## Data listing
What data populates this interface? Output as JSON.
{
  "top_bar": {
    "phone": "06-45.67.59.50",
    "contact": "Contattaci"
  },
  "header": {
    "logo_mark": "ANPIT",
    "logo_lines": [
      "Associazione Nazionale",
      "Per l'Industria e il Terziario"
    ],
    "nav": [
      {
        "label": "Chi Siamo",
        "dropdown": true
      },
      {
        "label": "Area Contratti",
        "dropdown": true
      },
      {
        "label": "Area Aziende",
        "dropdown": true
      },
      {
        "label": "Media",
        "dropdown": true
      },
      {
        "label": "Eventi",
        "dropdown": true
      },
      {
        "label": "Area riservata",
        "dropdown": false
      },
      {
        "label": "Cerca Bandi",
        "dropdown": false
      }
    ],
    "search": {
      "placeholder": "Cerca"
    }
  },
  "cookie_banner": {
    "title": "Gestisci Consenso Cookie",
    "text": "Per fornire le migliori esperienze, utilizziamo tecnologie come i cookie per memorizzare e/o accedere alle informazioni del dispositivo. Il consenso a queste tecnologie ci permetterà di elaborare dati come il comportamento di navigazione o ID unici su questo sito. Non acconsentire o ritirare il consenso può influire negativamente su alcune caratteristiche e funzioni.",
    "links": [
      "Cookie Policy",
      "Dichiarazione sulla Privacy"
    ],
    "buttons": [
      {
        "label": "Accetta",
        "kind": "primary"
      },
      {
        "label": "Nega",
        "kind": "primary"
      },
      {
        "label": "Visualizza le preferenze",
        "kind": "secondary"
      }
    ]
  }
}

## Short problem
All of the material must be reproduced exactly.

## Answer to this task
What data populates this interface? Output as JSON.
{
  "top_bar": {
    "phone": "06-45.67.59.50",
    "contact": "Contattaci"
  },
  "header": {
    "logo_mark": "ANPIT",
    "logo_lines": [
      "Associazione Nazionale",
      "Per l'Industria e il Terziario"
    ],
    "nav": [
      {
        "label": "Chi Siamo",
        "dropdown": true
      },
      {
        "label": "Area Contratti",
        "dropdown": true
      },
      {
        "label": "Area Aziende",
        "dropdown": true
      },
      {
        "label": "Media",
        "dropdown": true
      },
      {
        "label": "Eventi",
        "dropdown": true
      },
      {
        "label": "Area riservata",
        "dropdown": false
      },
      {
        "label": "Cerca Bandi",
        "dropdown": false
      }
    ],
    "search": {
      "placeholder": "Cerca"
    }
  },
  "cookie_banner": {
    "title": "Gestisci Consenso Cookie",
    "text": "Per fornire le migliori esperienze, utilizziamo tecnologie come i cookie per memorizzare e/o accedere alle informazioni del dispositivo. Il consenso a queste tecnologie ci permetterà di elaborare dati come il comportamento di navigazione o ID unici su questo sito. Non acconsentire o ritirare il consenso può influire negativamente su alcune caratteristiche e funzioni.",
    "links": [
      "Cookie Policy",
      "Dichiarazione sulla Privacy"
    ],
    "buttons": [
      {
        "label": "Accetta",
        "kind": "primary"
      },
      {
        "label": "Nega",
        "kind": "primary"
      },
      {
        "label": "Visualizza le preferenze",
        "kind": "secondary"
      }
    ]
  }
}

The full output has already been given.